* STATED EXERCISE:
Convert every line of the listing below into a JSON list of strings, one string per line, omitting any blank lines.
##########
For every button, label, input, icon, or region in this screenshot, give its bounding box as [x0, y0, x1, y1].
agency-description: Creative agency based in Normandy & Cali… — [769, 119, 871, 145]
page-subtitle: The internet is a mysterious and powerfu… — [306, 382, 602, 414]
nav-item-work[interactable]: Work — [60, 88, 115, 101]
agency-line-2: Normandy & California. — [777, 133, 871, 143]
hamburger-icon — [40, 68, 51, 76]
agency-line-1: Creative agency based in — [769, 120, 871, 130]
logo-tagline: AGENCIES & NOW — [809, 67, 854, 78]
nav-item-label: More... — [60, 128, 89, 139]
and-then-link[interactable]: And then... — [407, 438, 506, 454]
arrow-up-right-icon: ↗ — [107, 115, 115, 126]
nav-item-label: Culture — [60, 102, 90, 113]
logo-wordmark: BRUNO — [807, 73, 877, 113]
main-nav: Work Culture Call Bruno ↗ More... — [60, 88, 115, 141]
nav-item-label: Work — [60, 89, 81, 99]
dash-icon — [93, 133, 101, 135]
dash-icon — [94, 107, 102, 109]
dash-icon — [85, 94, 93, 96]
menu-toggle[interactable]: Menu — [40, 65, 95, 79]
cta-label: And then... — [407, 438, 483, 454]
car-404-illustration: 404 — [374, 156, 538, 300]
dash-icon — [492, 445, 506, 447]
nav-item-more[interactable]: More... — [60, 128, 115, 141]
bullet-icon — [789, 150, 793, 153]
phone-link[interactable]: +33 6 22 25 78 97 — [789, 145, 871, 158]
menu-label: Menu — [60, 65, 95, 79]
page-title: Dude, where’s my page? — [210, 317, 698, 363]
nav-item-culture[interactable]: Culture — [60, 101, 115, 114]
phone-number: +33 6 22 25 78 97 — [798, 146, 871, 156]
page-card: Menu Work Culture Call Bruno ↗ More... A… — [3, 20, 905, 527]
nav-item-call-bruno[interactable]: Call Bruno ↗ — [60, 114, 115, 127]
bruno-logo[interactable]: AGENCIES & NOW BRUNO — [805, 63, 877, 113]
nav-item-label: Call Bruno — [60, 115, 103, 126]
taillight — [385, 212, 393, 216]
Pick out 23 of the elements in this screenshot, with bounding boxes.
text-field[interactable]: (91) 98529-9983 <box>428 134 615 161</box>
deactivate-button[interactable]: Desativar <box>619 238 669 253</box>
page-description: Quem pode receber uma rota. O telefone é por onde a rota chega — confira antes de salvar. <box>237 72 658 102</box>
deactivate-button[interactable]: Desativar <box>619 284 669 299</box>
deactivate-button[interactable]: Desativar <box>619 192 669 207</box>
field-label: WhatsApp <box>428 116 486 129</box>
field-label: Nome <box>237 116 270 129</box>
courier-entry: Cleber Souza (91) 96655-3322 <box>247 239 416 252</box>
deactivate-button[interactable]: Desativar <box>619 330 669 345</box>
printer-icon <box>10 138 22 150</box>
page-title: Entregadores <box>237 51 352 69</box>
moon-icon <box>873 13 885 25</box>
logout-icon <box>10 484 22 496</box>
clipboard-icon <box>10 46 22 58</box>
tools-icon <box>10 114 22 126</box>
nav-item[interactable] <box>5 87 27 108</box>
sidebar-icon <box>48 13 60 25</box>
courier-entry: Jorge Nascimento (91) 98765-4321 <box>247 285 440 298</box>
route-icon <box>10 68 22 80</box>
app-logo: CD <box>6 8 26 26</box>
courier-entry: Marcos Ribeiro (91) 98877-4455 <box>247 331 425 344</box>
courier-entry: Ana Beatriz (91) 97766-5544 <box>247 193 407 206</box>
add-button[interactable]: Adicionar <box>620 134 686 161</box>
##########
* ANSWER FOR THE TASK:
[
  "For every button, label, input, icon, or region in this screenshot, give its bounding box as [x0, y0, x1, y1].",
  "agency-description: Creative agency based in Normandy & Cali… — [769, 119, 871, 145]",
  "page-subtitle: The internet is a mysterious and powerfu… — [306, 382, 602, 414]",
  "nav-item-work[interactable]: Work — [60, 88, 115, 101]",
  "agency-line-2: Normandy & California. — [777, 133, 871, 143]",
  "hamburger-icon — [40, 68, 51, 76]",
  "agency-line-1: Creative agency based in — [769, 120, 871, 130]",
  "logo-tagline: AGENCIES & NOW — [809, 67, 854, 78]",
  "nav-item-label: More... — [60, 128, 89, 139]",
  "and-then-link[interactable]: And then... — [407, 438, 506, 454]",
  "arrow-up-right-icon: ↗ — [107, 115, 115, 126]",
  "nav-item-label: Culture — [60, 102, 90, 113]",
  "logo-wordmark: BRUNO — [807, 73, 877, 113]",
  "main-nav: Work Culture Call Bruno ↗ More... — [60, 88, 115, 141]",
  "nav-item-label: Work — [60, 89, 81, 99]",
  "dash-icon — [93, 133, 101, 135]",
  "dash-icon — [94, 107, 102, 109]",
  "dash-icon — [85, 94, 93, 96]",
  "menu-toggle[interactable]: Menu — [40, 65, 95, 79]",
  "cta-label: And then... — [407, 438, 483, 454]",
  "car-404-illustration: 404 — [374, 156, 538, 300]",
  "dash-icon — [492, 445, 506, 447]",
  "nav-item-more[interactable]: More... — [60, 128, 115, 141]",
  "bullet-icon — [789, 150, 793, 153]",
  "phone-link[interactable]: +33 6 22 25 78 97 — [789, 145, 871, 158]",
  "menu-label: Menu — [60, 65, 95, 79]",
  "page-title: Dude, where’s my page? — [210, 317, 698, 363]",
  "nav-item-culture[interactable]: Culture — [60, 101, 115, 114]",
  "phone-number: +33 6 22 25 78 97 — [798, 146, 871, 156]",
  "page-card: Menu Work Culture Call Bruno ↗ More... A… — [3, 20, 905, 527]",
  "nav-item-call-bruno[interactable]: Call Bruno ↗ — [60, 114, 115, 127]",
  "bruno-logo[interactable]: AGENCIES & NOW BRUNO — [805, 63, 877, 113]",
  "nav-item-label: Call Bruno — [60, 115, 103, 126]",
  "taillight — [385, 212, 393, 216]",
  "Pick out 23 of the elements in this screenshot, with bounding boxes.",
  "text-field[interactable]: (91) 98529-9983 <box>428 134 615 161</box>",
  "deactivate-button[interactable]: Desativar <box>619 238 669 253</box>",
  "page-description: Quem pode receber uma rota. O telefone é por onde a rota chega — confira antes de salvar. <box>237 72 658 102</box>",
  "deactivate-button[interactable]: Desativar <box>619 284 669 299</box>",
  "deactivate-button[interactable]: Desativar <box>619 192 669 207</box>",
  "field-label: WhatsApp <box>428 116 486 129</box>",
  "field-label: Nome <box>237 116 270 129</box>",
  "courier-entry: Cleber Souza (91) 96655-3322 <box>247 239 416 252</box>",
  "deactivate-button[interactable]: Desativar <box>619 330 669 345</box>",
  "printer-icon <box>10 138 22 150</box>",
  "page-title: Entregadores <box>237 51 352 69</box>",
  "moon-icon <box>873 13 885 25</box>",
  "logout-icon <box>10 484 22 496</box>",
  "clipboard-icon <box>10 46 22 58</box>",
  "tools-icon <box>10 114 22 126</box>",
  "nav-item[interactable] <box>5 87 27 108</box>",
  "sidebar-icon <box>48 13 60 25</box>",
  "courier-entry: Jorge Nascimento (91) 98765-4321 <box>247 285 440 298</box>",
  "route-icon <box>10 68 22 80</box>",
  "app-logo: CD <box>6 8 26 26</box>",
  "courier-entry: Marcos Ribeiro (91) 98877-4455 <box>247 331 425 344</box>",
  "courier-entry: Ana Beatriz (91) 97766-5544 <box>247 193 407 206</box>",
  "add-button[interactable]: Adicionar <box>620 134 686 161</box>"
]